— Task —
Reproduce the following material exactly, including every line.

— Available records —

——

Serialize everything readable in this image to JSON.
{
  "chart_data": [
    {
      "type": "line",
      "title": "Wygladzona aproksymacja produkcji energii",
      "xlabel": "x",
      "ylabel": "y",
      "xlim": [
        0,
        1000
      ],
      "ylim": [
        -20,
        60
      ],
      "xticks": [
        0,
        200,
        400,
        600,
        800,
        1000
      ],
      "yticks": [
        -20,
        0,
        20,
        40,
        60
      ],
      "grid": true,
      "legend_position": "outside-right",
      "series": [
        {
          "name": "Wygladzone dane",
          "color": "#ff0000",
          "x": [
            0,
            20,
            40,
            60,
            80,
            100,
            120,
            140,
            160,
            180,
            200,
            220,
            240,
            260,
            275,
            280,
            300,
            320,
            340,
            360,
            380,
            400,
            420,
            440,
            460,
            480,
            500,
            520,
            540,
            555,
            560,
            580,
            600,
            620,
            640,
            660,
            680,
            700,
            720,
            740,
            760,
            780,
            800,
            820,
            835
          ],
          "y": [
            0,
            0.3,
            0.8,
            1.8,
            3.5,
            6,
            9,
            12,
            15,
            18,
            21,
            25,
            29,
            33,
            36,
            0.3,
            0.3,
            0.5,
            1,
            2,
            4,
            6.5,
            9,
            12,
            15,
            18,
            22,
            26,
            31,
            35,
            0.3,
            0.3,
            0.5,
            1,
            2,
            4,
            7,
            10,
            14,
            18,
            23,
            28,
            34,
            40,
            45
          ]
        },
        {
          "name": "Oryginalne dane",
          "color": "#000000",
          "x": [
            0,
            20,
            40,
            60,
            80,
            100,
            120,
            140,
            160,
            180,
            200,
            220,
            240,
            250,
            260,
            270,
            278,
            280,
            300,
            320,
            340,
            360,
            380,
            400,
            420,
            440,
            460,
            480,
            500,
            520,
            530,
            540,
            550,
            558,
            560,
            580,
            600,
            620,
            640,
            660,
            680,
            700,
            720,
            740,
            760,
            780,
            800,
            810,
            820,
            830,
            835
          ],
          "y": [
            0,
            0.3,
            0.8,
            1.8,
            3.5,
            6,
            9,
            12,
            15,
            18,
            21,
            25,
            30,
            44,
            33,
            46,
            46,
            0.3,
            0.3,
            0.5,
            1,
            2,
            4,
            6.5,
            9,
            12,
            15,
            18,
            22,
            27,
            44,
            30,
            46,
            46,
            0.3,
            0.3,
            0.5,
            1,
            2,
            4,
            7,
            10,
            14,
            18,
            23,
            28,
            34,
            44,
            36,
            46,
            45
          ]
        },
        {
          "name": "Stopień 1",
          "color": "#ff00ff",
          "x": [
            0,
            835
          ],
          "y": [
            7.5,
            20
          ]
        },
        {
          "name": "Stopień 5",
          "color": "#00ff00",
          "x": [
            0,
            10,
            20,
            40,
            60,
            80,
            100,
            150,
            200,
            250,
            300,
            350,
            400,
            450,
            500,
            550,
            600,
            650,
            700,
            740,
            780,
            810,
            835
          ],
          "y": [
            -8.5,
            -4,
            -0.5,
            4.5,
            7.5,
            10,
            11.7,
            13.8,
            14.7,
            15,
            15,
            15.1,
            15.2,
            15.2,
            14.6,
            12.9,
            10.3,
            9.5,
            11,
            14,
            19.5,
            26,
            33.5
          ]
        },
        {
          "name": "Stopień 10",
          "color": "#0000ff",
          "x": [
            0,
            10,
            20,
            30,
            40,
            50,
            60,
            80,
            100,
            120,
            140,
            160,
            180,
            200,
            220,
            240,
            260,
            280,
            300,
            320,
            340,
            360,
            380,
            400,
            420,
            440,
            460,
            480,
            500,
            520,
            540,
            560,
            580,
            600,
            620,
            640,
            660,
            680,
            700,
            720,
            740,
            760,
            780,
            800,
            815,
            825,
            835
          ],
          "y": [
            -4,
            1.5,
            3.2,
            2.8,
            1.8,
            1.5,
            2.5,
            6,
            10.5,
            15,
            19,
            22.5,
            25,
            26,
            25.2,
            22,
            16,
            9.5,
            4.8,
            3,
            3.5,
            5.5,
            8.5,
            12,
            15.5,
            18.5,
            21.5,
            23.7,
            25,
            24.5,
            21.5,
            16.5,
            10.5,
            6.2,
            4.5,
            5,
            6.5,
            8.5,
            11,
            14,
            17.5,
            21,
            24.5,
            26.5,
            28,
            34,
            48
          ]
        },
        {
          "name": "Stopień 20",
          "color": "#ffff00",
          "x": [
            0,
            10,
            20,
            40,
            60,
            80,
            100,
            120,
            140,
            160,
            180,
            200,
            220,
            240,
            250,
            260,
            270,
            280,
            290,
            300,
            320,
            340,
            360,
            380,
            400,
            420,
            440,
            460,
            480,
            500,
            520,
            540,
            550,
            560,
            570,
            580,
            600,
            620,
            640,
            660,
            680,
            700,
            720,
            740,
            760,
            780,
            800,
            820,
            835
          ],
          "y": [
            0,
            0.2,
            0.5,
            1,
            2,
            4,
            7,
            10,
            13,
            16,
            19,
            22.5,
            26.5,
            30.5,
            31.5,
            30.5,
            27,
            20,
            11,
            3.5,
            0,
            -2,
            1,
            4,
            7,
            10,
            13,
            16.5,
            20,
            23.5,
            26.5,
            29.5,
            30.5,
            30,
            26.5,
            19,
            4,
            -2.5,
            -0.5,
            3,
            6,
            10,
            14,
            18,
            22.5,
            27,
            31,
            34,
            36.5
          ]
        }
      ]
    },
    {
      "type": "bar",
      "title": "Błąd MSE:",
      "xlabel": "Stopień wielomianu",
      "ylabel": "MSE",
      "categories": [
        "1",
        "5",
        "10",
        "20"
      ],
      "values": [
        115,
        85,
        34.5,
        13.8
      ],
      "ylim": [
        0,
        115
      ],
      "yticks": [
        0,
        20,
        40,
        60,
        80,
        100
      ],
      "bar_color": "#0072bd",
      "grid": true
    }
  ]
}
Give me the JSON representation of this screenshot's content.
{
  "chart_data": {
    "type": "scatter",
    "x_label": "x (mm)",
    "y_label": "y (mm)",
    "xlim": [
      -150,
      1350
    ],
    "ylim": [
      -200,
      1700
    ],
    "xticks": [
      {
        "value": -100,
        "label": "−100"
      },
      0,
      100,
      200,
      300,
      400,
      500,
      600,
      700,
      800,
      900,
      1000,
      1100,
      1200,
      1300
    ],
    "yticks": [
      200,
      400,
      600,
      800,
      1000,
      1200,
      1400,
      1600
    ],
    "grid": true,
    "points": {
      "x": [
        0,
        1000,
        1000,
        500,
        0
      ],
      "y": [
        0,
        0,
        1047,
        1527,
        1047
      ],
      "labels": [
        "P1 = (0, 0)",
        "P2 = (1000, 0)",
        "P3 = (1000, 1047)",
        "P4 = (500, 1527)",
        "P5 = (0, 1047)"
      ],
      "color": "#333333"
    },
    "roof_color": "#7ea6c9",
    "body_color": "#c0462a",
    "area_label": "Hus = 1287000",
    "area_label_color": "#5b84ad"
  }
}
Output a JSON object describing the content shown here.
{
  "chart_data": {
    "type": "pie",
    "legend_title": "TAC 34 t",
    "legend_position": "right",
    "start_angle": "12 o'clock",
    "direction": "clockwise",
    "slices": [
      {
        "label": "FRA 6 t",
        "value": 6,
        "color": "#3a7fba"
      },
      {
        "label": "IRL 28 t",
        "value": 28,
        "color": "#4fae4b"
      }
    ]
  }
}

——

— Answer to the problem —
Serialize everything readable in this image to JSON.
{
  "chart_data": [
    {
      "type": "line",
      "title": "Wygladzona aproksymacja produkcji energii",
      "xlabel": "x",
      "ylabel": "y",
      "xlim": [
        0,
        1000
      ],
      "ylim": [
        -20,
        60
      ],
      "xticks": [
        0,
        200,
        400,
        600,
        800,
        1000
      ],
      "yticks": [
        -20,
        0,
        20,
        40,
        60
      ],
      "grid": true,
      "legend_position": "outside-right",
      "series": [
        {
          "name": "Wygladzone dane",
          "color": "#ff0000",
          "x": [
            0,
            20,
            40,
            60,
            80,
            100,
            120,
            140,
            160,
            180,
            200,
            220,
            240,
            260,
            275,
            280,
            300,
            320,
            340,
            360,
            380,
            400,
            420,
            440,
            460,
            480,
            500,
            520,
            540,
            555,
            560,
            580,
            600,
            620,
            640,
            660,
            680,
            700,
            720,
            740,
            760,
            780,
            800,
            820,
            835
          ],
          "y": [
            0,
            0.3,
            0.8,
            1.8,
            3.5,
            6,
            9,
            12,
            15,
            18,
            21,
            25,
            29,
            33,
            36,
            0.3,
            0.3,
            0.5,
            1,
            2,
            4,
            6.5,
            9,
            12,
            15,
            18,
            22,
            26,
            31,
            35,
            0.3,
            0.3,
            0.5,
            1,
            2,
            4,
            7,
            10,
            14,
            18,
            23,
            28,
            34,
            40,
            45
          ]
        },
        {
          "name": "Oryginalne dane",
          "color": "#000000",
          "x": [
            0,
            20,
            40,
            60,
            80,
            100,
            120,
            140,
            160,
            180,
            200,
            220,
            240,
            250,
            260,
            270,
            278,
            280,
            300,
            320,
            340,
            360,
            380,
            400,
            420,
            440,
            460,
            480,
            500,
            520,
            530,
            540,
            550,
            558,
            560,
            580,
            600,
            620,
            640,
            660,
            680,
            700,
            720,
            740,
            760,
            780,
            800,
            810,
            820,
            830,
            835
          ],
          "y": [
            0,
            0.3,
            0.8,
            1.8,
            3.5,
            6,
            9,
            12,
            15,
            18,
            21,
            25,
            30,
            44,
            33,
            46,
            46,
            0.3,
            0.3,
            0.5,
            1,
            2,
            4,
            6.5,
            9,
            12,
            15,
            18,
            22,
            27,
            44,
            30,
            46,
            46,
            0.3,
            0.3,
            0.5,
            1,
            2,
            4,
            7,
            10,
            14,
            18,
            23,
            28,
            34,
            44,
            36,
            46,
            45
          ]
        },
        {
          "name": "Stopień 1",
          "color": "#ff00ff",
          "x": [
            0,
            835
          ],
          "y": [
            7.5,
            20
          ]
        },
        {
          "name": "Stopień 5",
          "color": "#00ff00",
          "x": [
            0,
            10,
            20,
            40,
            60,
            80,
            100,
            150,
            200,
            250,
            300,
            350,
            400,
            450,
            500,
            550,
            600,
            650,
            700,
            740,
            780,
            810,
            835
          ],
          "y": [
            -8.5,
            -4,
            -0.5,
            4.5,
            7.5,
            10,
            11.7,
            13.8,
            14.7,
            15,
            15,
            15.1,
            15.2,
            15.2,
            14.6,
            12.9,
            10.3,
            9.5,
            11,
            14,
            19.5,
            26,
            33.5
          ]
        },
        {
          "name": "Stopień 10",
          "color": "#0000ff",
          "x": [
            0,
            10,
            20,
            30,
            40,
            50,
            60,
            80,
            100,
            120,
            140,
            160,
            180,
            200,
            220,
            240,
            260,
            280,
            300,
            320,
            340,
            360,
            380,
            400,
            420,
            440,
            460,
            480,
            500,
            520,
            540,
            560,
            580,
            600,
            620,
            640,
            660,
            680,
            700,
            720,
            740,
            760,
            780,
            800,
            815,
            825,
            835
          ],
          "y": [
            -4,
            1.5,
            3.2,
            2.8,
            1.8,
            1.5,
            2.5,
            6,
            10.5,
            15,
            19,
            22.5,
            25,
            26,
            25.2,
            22,
            16,
            9.5,
            4.8,
            3,
            3.5,
            5.5,
            8.5,
            12,
            15.5,
            18.5,
            21.5,
            23.7,
            25,
            24.5,
            21.5,
            16.5,
            10.5,
            6.2,
            4.5,
            5,
            6.5,
            8.5,
            11,
            14,
            17.5,
            21,
            24.5,
            26.5,
            28,
            34,
            48
          ]
        },
        {
          "name": "Stopień 20",
          "color": "#ffff00",
          "x": [
            0,
            10,
            20,
            40,
            60,
            80,
            100,
            120,
            140,
            160,
            180,
            200,
            220,
            240,
            250,
            260,
            270,
            280,
            290,
            300,
            320,
            340,
            360,
            380,
            400,
            420,
            440,
            460,
            480,
            500,
            520,
            540,
            550,
            560,
            570,
            580,
            600,
            620,
            640,
            660,
            680,
            700,
            720,
            740,
            760,
            780,
            800,
            820,
            835
          ],
          "y": [
            0,
            0.2,
            0.5,
            1,
            2,
            4,
            7,
            10,
            13,
            16,
            19,
            22.5,
            26.5,
            30.5,
            31.5,
            30.5,
            27,
            20,
            11,
            3.5,
            0,
            -2,
            1,
            4,
            7,
            10,
            13,
            16.5,
            20,
            23.5,
            26.5,
            29.5,
            30.5,
            30,
            26.5,
            19,
            4,
            -2.5,
            -0.5,
            3,
            6,
            10,
            14,
            18,
            22.5,
            27,
            31,
            34,
            36.5
          ]
        }
      ]
    },
    {
      "type": "bar",
      "title": "Błąd MSE:",
      "xlabel": "Stopień wielomianu",
      "ylabel": "MSE",
      "categories": [
        "1",
        "5",
        "10",
        "20"
      ],
      "values": [
        115,
        85,
        34.5,
        13.8
      ],
      "ylim": [
        0,
        115
      ],
      "yticks": [
        0,
        20,
        40,
        60,
        80,
        100
      ],
      "bar_color": "#0072bd",
      "grid": true
    }
  ]
}
Give me the JSON representation of this screenshot's content.
{
  "chart_data": {
    "type": "scatter",
    "x_label": "x (mm)",
    "y_label": "y (mm)",
    "xlim": [
      -150,
      1350
    ],
    "ylim": [
      -200,
      1700
    ],
    "xticks": [
      {
        "value": -100,
        "label": "−100"
      },
      0,
      100,
      200,
      300,
      400,
      500,
      600,
      700,
      800,
      900,
      1000,
      1100,
      1200,
      1300
    ],
    "yticks": [
      200,
      400,
      600,
      800,
      1000,
      1200,
      1400,
      1600
    ],
    "grid": true,
    "points": {
      "x": [
        0,
        1000,
        1000,
        500,
        0
      ],
      "y": [
        0,
        0,
        1047,
        1527,
        1047
      ],
      "labels": [
        "P1 = (0, 0)",
        "P2 = (1000, 0)",
        "P3 = (1000, 1047)",
        "P4 = (500, 1527)",
        "P5 = (0, 1047)"
      ],
      "color": "#333333"
    },
    "roof_color": "#7ea6c9",
    "body_color": "#c0462a",
    "area_label": "Hus = 1287000",
    "area_label_color": "#5b84ad"
  }
}
Output a JSON object describing the content shown here.
{
  "chart_data": {
    "type": "pie",
    "legend_title": "TAC 34 t",
    "legend_position": "right",
    "start_angle": "12 o'clock",
    "direction": "clockwise",
    "slices": [
      {
        "label": "FRA 6 t",
        "value": 6,
        "color": "#3a7fba"
      },
      {
        "label": "IRL 28 t",
        "value": 28,
        "color": "#4fae4b"
      }
    ]
  }
}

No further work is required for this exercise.